**WHAT IS NEEDED**
Check each line of the data below for the word "both", then extract the ones that have it.

--- Start INPUT MATERIAL ---

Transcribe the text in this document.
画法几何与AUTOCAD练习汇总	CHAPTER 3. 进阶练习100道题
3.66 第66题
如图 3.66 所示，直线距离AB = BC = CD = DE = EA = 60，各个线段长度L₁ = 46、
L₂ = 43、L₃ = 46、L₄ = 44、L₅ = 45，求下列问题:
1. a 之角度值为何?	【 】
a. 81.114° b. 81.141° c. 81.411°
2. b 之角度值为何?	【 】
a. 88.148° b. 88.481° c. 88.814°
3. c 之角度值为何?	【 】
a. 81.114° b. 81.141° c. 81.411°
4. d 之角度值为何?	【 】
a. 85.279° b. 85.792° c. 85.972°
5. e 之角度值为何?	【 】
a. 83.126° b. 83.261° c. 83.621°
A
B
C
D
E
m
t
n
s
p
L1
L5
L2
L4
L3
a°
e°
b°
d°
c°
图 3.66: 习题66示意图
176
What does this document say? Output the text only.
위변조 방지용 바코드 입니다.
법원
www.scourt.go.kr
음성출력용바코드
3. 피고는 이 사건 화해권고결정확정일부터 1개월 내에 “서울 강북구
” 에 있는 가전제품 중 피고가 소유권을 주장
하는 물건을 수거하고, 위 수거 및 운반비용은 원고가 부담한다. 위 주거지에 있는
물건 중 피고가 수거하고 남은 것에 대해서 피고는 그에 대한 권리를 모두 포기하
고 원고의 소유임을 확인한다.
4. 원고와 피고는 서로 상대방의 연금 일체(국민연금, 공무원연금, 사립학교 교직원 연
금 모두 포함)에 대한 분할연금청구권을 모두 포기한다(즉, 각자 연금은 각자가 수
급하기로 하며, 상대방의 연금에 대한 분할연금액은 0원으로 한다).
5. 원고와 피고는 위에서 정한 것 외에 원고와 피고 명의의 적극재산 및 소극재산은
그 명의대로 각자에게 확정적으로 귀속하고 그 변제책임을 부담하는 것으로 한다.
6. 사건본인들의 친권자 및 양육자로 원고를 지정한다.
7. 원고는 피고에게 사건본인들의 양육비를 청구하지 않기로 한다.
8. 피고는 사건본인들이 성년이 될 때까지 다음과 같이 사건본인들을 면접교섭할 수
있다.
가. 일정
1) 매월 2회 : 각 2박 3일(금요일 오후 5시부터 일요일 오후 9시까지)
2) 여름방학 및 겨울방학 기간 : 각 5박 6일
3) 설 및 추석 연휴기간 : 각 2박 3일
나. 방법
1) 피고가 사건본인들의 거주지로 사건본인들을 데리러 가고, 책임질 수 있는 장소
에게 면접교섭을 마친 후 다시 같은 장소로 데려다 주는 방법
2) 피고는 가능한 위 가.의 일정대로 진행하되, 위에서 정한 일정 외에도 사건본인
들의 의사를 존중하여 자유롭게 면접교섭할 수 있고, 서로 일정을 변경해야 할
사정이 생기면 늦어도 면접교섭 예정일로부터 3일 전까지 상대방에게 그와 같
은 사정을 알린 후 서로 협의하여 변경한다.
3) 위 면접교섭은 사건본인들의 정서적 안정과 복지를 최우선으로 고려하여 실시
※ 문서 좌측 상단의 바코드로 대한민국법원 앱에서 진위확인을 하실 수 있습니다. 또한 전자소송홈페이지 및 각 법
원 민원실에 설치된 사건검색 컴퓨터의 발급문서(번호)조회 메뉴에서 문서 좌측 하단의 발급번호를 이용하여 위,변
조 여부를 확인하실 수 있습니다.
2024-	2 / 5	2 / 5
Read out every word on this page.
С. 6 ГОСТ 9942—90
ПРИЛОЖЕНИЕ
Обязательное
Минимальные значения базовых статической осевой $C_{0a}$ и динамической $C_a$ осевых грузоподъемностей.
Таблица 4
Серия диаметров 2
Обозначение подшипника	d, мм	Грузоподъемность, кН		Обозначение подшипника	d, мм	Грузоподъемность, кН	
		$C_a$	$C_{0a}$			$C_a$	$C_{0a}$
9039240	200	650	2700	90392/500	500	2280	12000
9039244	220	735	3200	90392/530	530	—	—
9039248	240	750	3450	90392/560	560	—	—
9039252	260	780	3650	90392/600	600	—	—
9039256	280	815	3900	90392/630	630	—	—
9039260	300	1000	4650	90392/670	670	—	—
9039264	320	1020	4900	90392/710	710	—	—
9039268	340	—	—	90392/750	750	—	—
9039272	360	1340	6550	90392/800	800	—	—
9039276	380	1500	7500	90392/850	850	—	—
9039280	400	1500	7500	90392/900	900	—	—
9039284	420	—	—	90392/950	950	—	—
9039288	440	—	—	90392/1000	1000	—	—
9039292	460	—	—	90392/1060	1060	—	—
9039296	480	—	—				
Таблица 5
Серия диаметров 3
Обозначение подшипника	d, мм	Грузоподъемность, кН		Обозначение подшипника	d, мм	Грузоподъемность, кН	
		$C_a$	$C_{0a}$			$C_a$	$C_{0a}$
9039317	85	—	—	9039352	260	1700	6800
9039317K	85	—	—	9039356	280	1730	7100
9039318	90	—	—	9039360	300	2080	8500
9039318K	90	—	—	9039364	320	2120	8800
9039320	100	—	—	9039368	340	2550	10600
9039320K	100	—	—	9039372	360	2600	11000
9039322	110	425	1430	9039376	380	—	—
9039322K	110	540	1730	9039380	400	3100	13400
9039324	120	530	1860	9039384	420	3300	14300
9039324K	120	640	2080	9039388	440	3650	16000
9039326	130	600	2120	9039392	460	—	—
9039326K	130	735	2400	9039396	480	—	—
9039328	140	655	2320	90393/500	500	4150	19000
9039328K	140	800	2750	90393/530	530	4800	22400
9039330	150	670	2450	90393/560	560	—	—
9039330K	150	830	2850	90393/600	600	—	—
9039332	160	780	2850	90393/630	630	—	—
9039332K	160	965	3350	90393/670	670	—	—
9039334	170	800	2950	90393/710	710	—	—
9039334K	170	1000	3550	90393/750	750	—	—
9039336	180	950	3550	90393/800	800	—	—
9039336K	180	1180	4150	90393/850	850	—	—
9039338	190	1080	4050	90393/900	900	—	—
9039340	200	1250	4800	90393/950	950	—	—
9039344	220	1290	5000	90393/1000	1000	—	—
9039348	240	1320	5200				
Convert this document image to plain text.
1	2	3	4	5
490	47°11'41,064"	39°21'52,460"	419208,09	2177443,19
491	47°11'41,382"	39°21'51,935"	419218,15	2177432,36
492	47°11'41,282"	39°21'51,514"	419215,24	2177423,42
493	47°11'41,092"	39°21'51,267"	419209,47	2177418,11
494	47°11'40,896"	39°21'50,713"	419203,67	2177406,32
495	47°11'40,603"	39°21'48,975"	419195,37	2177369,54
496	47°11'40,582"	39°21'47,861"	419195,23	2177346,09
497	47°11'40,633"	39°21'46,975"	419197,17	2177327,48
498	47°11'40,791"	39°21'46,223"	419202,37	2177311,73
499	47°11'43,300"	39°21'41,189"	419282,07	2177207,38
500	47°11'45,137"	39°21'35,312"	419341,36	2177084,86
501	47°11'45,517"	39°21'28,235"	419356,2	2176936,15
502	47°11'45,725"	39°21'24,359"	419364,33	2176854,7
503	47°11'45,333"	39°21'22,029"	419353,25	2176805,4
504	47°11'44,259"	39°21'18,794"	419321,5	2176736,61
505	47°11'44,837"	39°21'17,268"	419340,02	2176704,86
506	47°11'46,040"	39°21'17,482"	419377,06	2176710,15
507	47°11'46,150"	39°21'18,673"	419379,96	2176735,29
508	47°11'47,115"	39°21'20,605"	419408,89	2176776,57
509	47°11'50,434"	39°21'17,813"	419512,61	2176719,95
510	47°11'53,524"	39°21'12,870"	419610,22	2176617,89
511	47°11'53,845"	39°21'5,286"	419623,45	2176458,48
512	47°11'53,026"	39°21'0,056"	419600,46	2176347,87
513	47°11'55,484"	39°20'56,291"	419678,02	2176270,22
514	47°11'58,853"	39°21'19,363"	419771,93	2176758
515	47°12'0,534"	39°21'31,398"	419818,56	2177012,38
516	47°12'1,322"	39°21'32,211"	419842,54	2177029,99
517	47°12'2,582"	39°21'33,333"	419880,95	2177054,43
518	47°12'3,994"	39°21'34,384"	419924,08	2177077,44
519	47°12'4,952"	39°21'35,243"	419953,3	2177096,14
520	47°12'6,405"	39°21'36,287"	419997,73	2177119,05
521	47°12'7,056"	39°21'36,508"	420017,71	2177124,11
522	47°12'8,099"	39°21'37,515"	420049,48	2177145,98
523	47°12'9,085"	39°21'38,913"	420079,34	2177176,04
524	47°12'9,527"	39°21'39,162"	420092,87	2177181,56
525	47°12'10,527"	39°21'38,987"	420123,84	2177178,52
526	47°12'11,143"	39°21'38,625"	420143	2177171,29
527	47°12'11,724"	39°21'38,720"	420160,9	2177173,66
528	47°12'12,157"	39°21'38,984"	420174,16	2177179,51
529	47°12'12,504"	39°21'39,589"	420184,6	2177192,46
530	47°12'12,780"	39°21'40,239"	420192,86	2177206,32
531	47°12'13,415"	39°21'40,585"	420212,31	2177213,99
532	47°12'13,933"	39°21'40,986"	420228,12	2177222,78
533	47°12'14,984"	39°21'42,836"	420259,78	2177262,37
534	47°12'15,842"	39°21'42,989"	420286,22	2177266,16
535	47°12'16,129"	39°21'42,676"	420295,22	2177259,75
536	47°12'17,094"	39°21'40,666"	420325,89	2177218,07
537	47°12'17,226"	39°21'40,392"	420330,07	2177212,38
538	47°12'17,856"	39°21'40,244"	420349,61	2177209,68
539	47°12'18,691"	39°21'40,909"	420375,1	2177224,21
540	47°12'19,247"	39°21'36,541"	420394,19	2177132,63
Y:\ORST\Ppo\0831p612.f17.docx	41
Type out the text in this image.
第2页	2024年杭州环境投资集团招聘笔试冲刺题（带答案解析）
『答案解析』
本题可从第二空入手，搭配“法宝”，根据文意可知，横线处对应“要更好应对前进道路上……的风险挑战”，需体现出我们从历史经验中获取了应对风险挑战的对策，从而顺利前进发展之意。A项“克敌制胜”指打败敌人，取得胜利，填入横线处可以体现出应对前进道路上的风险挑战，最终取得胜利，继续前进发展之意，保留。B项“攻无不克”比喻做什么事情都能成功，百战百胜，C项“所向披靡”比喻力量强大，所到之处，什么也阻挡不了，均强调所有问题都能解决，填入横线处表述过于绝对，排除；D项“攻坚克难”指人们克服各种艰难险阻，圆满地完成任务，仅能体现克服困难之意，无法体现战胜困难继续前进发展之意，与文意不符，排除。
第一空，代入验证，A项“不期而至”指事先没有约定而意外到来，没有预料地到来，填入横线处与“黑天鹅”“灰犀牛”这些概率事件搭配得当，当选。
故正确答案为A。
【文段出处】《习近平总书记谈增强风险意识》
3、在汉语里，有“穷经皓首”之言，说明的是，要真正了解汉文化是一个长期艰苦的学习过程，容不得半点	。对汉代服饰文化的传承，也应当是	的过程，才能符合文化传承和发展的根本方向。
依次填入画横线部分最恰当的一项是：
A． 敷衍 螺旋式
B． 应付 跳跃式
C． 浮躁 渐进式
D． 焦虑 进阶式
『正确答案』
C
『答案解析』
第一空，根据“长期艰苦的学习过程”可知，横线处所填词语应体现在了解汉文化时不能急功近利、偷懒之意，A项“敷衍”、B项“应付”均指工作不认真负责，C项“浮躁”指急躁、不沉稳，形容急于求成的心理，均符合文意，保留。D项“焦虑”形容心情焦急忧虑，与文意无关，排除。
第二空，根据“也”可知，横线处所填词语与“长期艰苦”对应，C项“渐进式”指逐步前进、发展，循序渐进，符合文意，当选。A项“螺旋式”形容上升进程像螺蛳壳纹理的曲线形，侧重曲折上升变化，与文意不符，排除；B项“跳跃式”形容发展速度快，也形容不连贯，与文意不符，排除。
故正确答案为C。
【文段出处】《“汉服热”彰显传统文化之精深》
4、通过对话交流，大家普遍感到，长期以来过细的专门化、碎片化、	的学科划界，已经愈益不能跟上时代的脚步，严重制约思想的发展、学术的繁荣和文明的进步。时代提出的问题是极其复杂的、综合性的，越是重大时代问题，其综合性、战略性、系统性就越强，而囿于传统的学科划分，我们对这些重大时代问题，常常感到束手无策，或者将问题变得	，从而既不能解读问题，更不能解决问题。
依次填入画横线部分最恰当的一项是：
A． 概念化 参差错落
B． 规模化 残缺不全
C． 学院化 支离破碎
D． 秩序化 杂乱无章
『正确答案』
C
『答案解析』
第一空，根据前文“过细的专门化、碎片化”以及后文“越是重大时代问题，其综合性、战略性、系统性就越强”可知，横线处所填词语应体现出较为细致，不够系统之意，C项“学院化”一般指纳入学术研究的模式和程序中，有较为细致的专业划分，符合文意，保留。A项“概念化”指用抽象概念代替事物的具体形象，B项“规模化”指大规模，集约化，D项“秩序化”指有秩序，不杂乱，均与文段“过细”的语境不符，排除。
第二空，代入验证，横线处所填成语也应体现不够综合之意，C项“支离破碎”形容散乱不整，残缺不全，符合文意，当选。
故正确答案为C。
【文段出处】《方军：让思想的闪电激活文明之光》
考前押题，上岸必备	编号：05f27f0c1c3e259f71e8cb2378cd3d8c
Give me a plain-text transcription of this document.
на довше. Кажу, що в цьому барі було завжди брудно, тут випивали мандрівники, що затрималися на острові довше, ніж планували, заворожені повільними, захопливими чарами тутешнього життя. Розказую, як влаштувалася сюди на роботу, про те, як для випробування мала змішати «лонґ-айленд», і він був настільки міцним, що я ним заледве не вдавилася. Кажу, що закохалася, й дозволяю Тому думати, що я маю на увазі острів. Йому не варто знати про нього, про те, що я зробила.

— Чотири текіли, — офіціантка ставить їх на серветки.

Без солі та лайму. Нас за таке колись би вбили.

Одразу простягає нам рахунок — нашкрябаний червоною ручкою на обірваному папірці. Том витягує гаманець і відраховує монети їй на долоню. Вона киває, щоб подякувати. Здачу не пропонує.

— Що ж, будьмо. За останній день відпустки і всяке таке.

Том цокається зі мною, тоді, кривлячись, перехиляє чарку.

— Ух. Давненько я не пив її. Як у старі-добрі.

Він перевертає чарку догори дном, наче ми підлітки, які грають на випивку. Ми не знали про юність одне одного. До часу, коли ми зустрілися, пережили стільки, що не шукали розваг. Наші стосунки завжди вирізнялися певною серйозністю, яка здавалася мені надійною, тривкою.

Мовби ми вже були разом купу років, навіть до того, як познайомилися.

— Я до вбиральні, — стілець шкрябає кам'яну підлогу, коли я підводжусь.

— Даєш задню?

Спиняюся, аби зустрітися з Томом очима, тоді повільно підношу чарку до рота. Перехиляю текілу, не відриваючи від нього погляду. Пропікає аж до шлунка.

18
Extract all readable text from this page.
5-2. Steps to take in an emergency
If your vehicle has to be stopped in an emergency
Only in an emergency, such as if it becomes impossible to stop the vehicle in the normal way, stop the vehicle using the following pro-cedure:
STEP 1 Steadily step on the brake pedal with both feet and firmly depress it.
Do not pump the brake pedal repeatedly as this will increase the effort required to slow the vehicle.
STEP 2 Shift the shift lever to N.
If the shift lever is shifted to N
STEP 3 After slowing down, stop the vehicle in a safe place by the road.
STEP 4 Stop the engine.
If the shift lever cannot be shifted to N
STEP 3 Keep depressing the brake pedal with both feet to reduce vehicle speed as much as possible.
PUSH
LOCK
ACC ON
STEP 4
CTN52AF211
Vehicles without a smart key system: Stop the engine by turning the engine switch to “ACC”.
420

--- End INPUT MATERIAL ---

**PROBLEM SOLUTION**
STEP 1 Steadily step on the brake pedal with both feet and firmly depress it.
STEP 3 Keep depressing the brake pedal with both feet to reduce vehicle speed as much as possible.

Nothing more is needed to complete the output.